Prompt
Copy all lines that contain the word "scanning".

[Figure dataset records]

────────────────────

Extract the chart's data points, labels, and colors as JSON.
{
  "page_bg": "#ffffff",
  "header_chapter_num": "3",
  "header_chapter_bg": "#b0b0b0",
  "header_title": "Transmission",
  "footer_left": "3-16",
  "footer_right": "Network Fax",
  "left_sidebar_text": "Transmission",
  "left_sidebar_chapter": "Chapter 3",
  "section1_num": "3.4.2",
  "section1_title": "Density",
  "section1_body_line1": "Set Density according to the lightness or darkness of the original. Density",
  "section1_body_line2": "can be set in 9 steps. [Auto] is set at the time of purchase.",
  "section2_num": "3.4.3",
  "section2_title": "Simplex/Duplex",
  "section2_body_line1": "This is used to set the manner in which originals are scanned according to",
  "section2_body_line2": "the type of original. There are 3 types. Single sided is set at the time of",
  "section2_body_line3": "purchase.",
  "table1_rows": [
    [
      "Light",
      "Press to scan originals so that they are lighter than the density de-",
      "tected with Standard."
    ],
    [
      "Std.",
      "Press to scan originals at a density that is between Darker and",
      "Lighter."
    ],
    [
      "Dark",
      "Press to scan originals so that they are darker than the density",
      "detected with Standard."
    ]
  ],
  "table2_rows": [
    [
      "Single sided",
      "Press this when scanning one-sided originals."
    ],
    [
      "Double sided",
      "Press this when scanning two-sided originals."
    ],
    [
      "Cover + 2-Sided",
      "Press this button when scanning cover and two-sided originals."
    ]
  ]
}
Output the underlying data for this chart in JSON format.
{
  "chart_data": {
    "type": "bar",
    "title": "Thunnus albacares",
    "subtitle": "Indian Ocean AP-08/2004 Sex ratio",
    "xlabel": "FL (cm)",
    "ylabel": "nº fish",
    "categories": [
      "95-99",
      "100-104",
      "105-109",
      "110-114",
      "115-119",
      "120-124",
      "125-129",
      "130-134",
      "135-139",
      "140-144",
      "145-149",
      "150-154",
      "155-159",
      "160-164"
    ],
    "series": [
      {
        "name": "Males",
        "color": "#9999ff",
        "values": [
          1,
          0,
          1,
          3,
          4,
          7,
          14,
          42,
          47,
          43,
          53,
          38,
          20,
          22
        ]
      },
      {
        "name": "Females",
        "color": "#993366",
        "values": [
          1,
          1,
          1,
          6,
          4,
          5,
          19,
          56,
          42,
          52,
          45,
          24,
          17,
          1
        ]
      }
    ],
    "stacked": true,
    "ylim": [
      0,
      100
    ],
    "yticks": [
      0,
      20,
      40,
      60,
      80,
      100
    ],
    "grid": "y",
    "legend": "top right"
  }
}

────────────────────

Solution to this exercise
      "Press this when scanning one-sided originals."
      "Press this when scanning two-sided originals."
      "Press this button when scanning cover and two-sided originals."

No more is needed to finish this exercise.